Instructions for the task
Look through the material below. Copy each line that contains the string "North".

Structured figure records
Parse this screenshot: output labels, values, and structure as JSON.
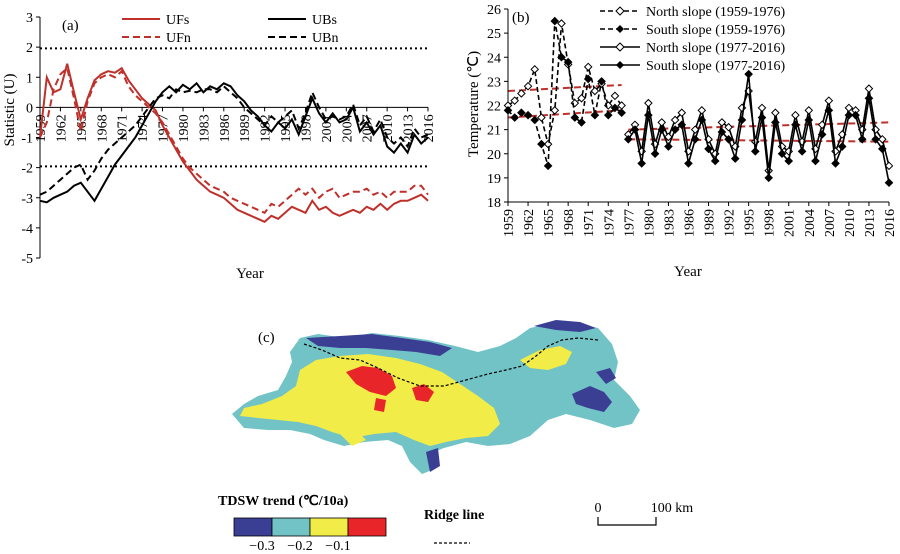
{
  "chart_data": [
    {
      "type": "line",
      "panel_label": "(a)",
      "xlabel": "Year",
      "ylabel": "Statistic (U)",
      "ylim": [
        -5,
        3
      ],
      "yticks": [
        "3",
        "2",
        "1",
        "0",
        "-1",
        "-2",
        "-3",
        "-4",
        "-5"
      ],
      "xlim": [
        1959,
        2016
      ],
      "xticks": [
        "1959",
        "1962",
        "1965",
        "1968",
        "1971",
        "1974",
        "1977",
        "1980",
        "1983",
        "1986",
        "1989",
        "1992",
        "1995",
        "1998",
        "2001",
        "2004",
        "2007",
        "2010",
        "2013",
        "2016"
      ],
      "reference_lines": [
        1.96,
        -1.96
      ],
      "legend": [
        "UFs",
        "UBs",
        "UFn",
        "UBn"
      ],
      "legend_placement": "top",
      "series": [
        {
          "name": "UFs",
          "color": "#c0302a",
          "dash": "solid",
          "x": [
            1959,
            1960,
            1961,
            1962,
            1963,
            1964,
            1965,
            1966,
            1967,
            1968,
            1969,
            1970,
            1971,
            1972,
            1973,
            1974,
            1975,
            1976,
            1977,
            1978,
            1979,
            1980,
            1981,
            1982,
            1983,
            1984,
            1985,
            1986,
            1987,
            1988,
            1989,
            1990,
            1991,
            1992,
            1993,
            1994,
            1995,
            1996,
            1997,
            1998,
            1999,
            2000,
            2001,
            2002,
            2003,
            2004,
            2005,
            2006,
            2007,
            2008,
            2009,
            2010,
            2011,
            2012,
            2013,
            2014,
            2015,
            2016
          ],
          "y": [
            -1.0,
            1.0,
            0.5,
            0.6,
            1.45,
            0.5,
            -0.4,
            0.3,
            0.9,
            1.1,
            1.2,
            1.15,
            1.3,
            0.9,
            0.6,
            0.3,
            0.1,
            -0.1,
            -0.6,
            -1.0,
            -1.4,
            -1.8,
            -2.1,
            -2.4,
            -2.6,
            -2.8,
            -2.9,
            -3.0,
            -3.2,
            -3.4,
            -3.5,
            -3.6,
            -3.7,
            -3.8,
            -3.6,
            -3.7,
            -3.5,
            -3.3,
            -3.4,
            -3.5,
            -3.1,
            -3.4,
            -3.3,
            -3.5,
            -3.6,
            -3.5,
            -3.4,
            -3.5,
            -3.3,
            -3.4,
            -3.2,
            -3.4,
            -3.2,
            -3.1,
            -3.1,
            -3.0,
            -2.9,
            -3.1
          ]
        },
        {
          "name": "UFn",
          "color": "#c0302a",
          "dash": "dash",
          "x": [
            1959,
            1960,
            1961,
            1962,
            1963,
            1964,
            1965,
            1966,
            1967,
            1968,
            1969,
            1970,
            1971,
            1972,
            1973,
            1974,
            1975,
            1976,
            1977,
            1978,
            1979,
            1980,
            1981,
            1982,
            1983,
            1984,
            1985,
            1986,
            1987,
            1988,
            1989,
            1990,
            1991,
            1992,
            1993,
            1994,
            1995,
            1996,
            1997,
            1998,
            1999,
            2000,
            2001,
            2002,
            2003,
            2004,
            2005,
            2006,
            2007,
            2008,
            2009,
            2010,
            2011,
            2012,
            2013,
            2014,
            2015,
            2016
          ],
          "y": [
            -1.0,
            -0.5,
            0.6,
            1.1,
            1.3,
            0.3,
            -0.8,
            0.2,
            0.8,
            1.0,
            1.1,
            1.0,
            1.2,
            0.7,
            0.4,
            0.2,
            0.0,
            -0.2,
            -0.5,
            -0.9,
            -1.3,
            -1.7,
            -2.0,
            -2.2,
            -2.4,
            -2.6,
            -2.7,
            -2.8,
            -3.0,
            -3.1,
            -3.2,
            -3.3,
            -3.4,
            -3.5,
            -3.2,
            -3.3,
            -3.1,
            -2.9,
            -2.7,
            -2.9,
            -2.7,
            -3.0,
            -2.8,
            -2.7,
            -3.0,
            -2.9,
            -2.8,
            -2.8,
            -2.7,
            -2.9,
            -2.8,
            -3.0,
            -2.8,
            -2.8,
            -2.8,
            -2.6,
            -2.6,
            -2.9
          ]
        },
        {
          "name": "UBs",
          "color": "#000000",
          "dash": "solid",
          "x": [
            1959,
            1960,
            1961,
            1962,
            1963,
            1964,
            1965,
            1966,
            1967,
            1968,
            1969,
            1970,
            1971,
            1972,
            1973,
            1974,
            1975,
            1976,
            1977,
            1978,
            1979,
            1980,
            1981,
            1982,
            1983,
            1984,
            1985,
            1986,
            1987,
            1988,
            1989,
            1990,
            1991,
            1992,
            1993,
            1994,
            1995,
            1996,
            1997,
            1998,
            1999,
            2000,
            2001,
            2002,
            2003,
            2004,
            2005,
            2006,
            2007,
            2008,
            2009,
            2010,
            2011,
            2012,
            2013,
            2014,
            2015,
            2016
          ],
          "y": [
            -3.1,
            -3.15,
            -3.0,
            -2.9,
            -2.8,
            -2.6,
            -2.5,
            -2.8,
            -3.1,
            -2.7,
            -2.3,
            -1.9,
            -1.6,
            -1.3,
            -1.0,
            -0.6,
            -0.2,
            0.2,
            0.5,
            0.7,
            0.5,
            0.75,
            0.6,
            0.8,
            0.5,
            0.7,
            0.6,
            0.8,
            0.7,
            0.4,
            0.2,
            -0.1,
            -0.3,
            -0.6,
            -0.8,
            -0.5,
            -0.7,
            -0.4,
            -0.9,
            -0.3,
            0.3,
            -0.2,
            -0.5,
            -0.2,
            -0.5,
            -0.4,
            0.0,
            -0.8,
            -0.5,
            -0.9,
            -0.6,
            -1.3,
            -1.5,
            -1.2,
            -1.5,
            -0.9,
            -1.2,
            -1.0
          ]
        },
        {
          "name": "UBn",
          "color": "#000000",
          "dash": "dash",
          "x": [
            1959,
            1960,
            1961,
            1962,
            1963,
            1964,
            1965,
            1966,
            1967,
            1968,
            1969,
            1970,
            1971,
            1972,
            1973,
            1974,
            1975,
            1976,
            1977,
            1978,
            1979,
            1980,
            1981,
            1982,
            1983,
            1984,
            1985,
            1986,
            1987,
            1988,
            1989,
            1990,
            1991,
            1992,
            1993,
            1994,
            1995,
            1996,
            1997,
            1998,
            1999,
            2000,
            2001,
            2002,
            2003,
            2004,
            2005,
            2006,
            2007,
            2008,
            2009,
            2010,
            2011,
            2012,
            2013,
            2014,
            2015,
            2016
          ],
          "y": [
            -2.9,
            -2.8,
            -2.6,
            -2.4,
            -2.2,
            -2.0,
            -1.9,
            -2.4,
            -2.1,
            -1.7,
            -1.4,
            -1.2,
            -1.0,
            -0.8,
            -0.6,
            -0.3,
            0.0,
            0.3,
            0.4,
            0.3,
            0.6,
            0.5,
            0.55,
            0.5,
            0.6,
            0.6,
            0.5,
            0.7,
            0.5,
            0.3,
            0.0,
            -0.2,
            -0.4,
            -0.6,
            -0.3,
            -0.5,
            -0.3,
            -0.1,
            -0.7,
            -0.2,
            0.5,
            0.0,
            -0.4,
            -0.3,
            -0.4,
            -0.3,
            0.1,
            -0.6,
            -0.3,
            -0.8,
            -0.4,
            -1.0,
            -1.2,
            -1.0,
            -1.3,
            -0.7,
            -1.0,
            -0.9
          ]
        }
      ]
    },
    {
      "type": "line",
      "panel_label": "(b)",
      "xlabel": "Year",
      "ylabel": "Temperature (℃)",
      "ylim": [
        18,
        26
      ],
      "yticks": [
        "26",
        "25",
        "24",
        "23",
        "22",
        "21",
        "20",
        "19",
        "18"
      ],
      "xlim": [
        1959,
        2016
      ],
      "xticks": [
        "1959",
        "1962",
        "1965",
        "1968",
        "1971",
        "1974",
        "1977",
        "1980",
        "1983",
        "1986",
        "1989",
        "1992",
        "1995",
        "1998",
        "2001",
        "2004",
        "2007",
        "2010",
        "2013",
        "2016"
      ],
      "legend": [
        "North slope (1959-1976)",
        "South slope (1959-1976)",
        "North slope (1977-2016)",
        "South slope (1977-2016)"
      ],
      "legend_placement": "top-right",
      "series": [
        {
          "name": "North slope (1959-1976)",
          "color": "#000000",
          "dash": "dash",
          "marker": "diamond-open",
          "x": [
            1959,
            1960,
            1961,
            1962,
            1963,
            1964,
            1965,
            1966,
            1967,
            1968,
            1969,
            1970,
            1971,
            1972,
            1973,
            1974,
            1975,
            1976
          ],
          "y": [
            22.0,
            22.2,
            22.5,
            22.8,
            23.5,
            21.5,
            20.4,
            21.8,
            25.4,
            23.7,
            22.1,
            22.3,
            23.6,
            22.6,
            22.9,
            22.0,
            22.4,
            22.0
          ]
        },
        {
          "name": "South slope (1959-1976)",
          "color": "#000000",
          "dash": "dash",
          "marker": "diamond-filled",
          "x": [
            1959,
            1960,
            1961,
            1962,
            1963,
            1964,
            1965,
            1966,
            1967,
            1968,
            1969,
            1970,
            1971,
            1972,
            1973,
            1974,
            1975,
            1976
          ],
          "y": [
            21.8,
            21.5,
            21.7,
            21.6,
            21.4,
            20.4,
            19.5,
            25.5,
            24.0,
            23.8,
            21.5,
            21.3,
            23.1,
            21.6,
            23.0,
            21.6,
            21.9,
            21.7
          ]
        },
        {
          "name": "North slope (1977-2016)",
          "color": "#000000",
          "dash": "solid",
          "marker": "diamond-open",
          "x": [
            1977,
            1978,
            1979,
            1980,
            1981,
            1982,
            1983,
            1984,
            1985,
            1986,
            1987,
            1988,
            1989,
            1990,
            1991,
            1992,
            1993,
            1994,
            1995,
            1996,
            1997,
            1998,
            1999,
            2000,
            2001,
            2002,
            2003,
            2004,
            2005,
            2006,
            2007,
            2008,
            2009,
            2010,
            2011,
            2012,
            2013,
            2014,
            2015,
            2016
          ],
          "y": [
            20.8,
            21.2,
            20.1,
            22.1,
            20.4,
            21.3,
            20.7,
            21.4,
            21.7,
            20.1,
            21.0,
            21.8,
            20.6,
            20.0,
            21.3,
            21.1,
            20.3,
            21.9,
            22.6,
            20.5,
            21.9,
            19.3,
            21.7,
            20.3,
            20.1,
            21.6,
            20.5,
            21.8,
            20.2,
            21.2,
            22.2,
            20.1,
            20.8,
            21.9,
            21.8,
            21.0,
            22.7,
            21.0,
            20.6,
            19.5
          ]
        },
        {
          "name": "South slope (1977-2016)",
          "color": "#000000",
          "dash": "solid",
          "marker": "diamond-filled",
          "x": [
            1977,
            1978,
            1979,
            1980,
            1981,
            1982,
            1983,
            1984,
            1985,
            1986,
            1987,
            1988,
            1989,
            1990,
            1991,
            1992,
            1993,
            1994,
            1995,
            1996,
            1997,
            1998,
            1999,
            2000,
            2001,
            2002,
            2003,
            2004,
            2005,
            2006,
            2007,
            2008,
            2009,
            2010,
            2011,
            2012,
            2013,
            2014,
            2015,
            2016
          ],
          "y": [
            20.6,
            21.0,
            19.6,
            21.6,
            20.0,
            21.0,
            20.3,
            21.0,
            21.2,
            19.6,
            20.6,
            21.4,
            20.2,
            19.7,
            20.9,
            20.6,
            19.8,
            21.4,
            23.3,
            20.1,
            21.5,
            19.0,
            21.3,
            20.0,
            19.7,
            21.2,
            20.1,
            21.4,
            19.7,
            20.8,
            21.8,
            19.6,
            20.3,
            21.6,
            21.6,
            20.6,
            22.3,
            20.6,
            20.2,
            18.8
          ]
        }
      ],
      "trend_lines": [
        {
          "color": "#c0302a",
          "x": [
            1959,
            1976
          ],
          "y": [
            22.6,
            22.85
          ]
        },
        {
          "color": "#c0302a",
          "x": [
            1959,
            1976
          ],
          "y": [
            21.5,
            21.8
          ]
        },
        {
          "color": "#c0302a",
          "x": [
            1977,
            2016
          ],
          "y": [
            21.0,
            21.3
          ]
        },
        {
          "color": "#c0302a",
          "x": [
            1977,
            2016
          ],
          "y": [
            20.6,
            20.5
          ]
        }
      ]
    },
    {
      "type": "heatmap",
      "panel_label": "(c)",
      "legend_title": "TDSW trend (℃/10a)",
      "legend_classes": [
        {
          "color": "#3b3f94"
        },
        {
          "color": "#71c3c6"
        },
        {
          "color": "#f2ec48"
        },
        {
          "color": "#e8262a"
        }
      ],
      "legend_tick_labels": [
        "−0.3",
        "−0.2",
        "−0.1"
      ],
      "ridge_label": "Ridge line",
      "scale_bar": {
        "start": "0",
        "end": "100 km"
      }
    }
  ]
}
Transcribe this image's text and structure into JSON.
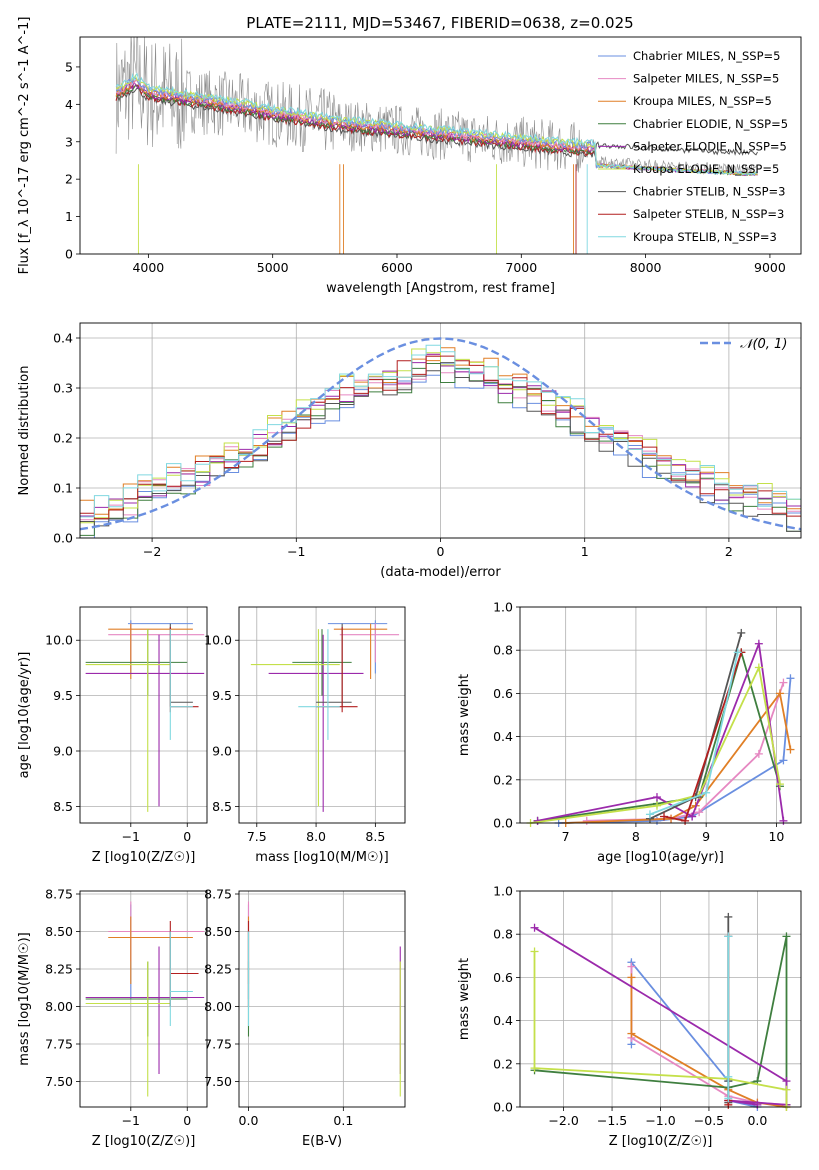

Full solution
        "North slope (1959-1976)",
        "North slope (1977-2016)",
          "name": "North slope (1959-1976)",
          "name": "North slope (1977-2016)",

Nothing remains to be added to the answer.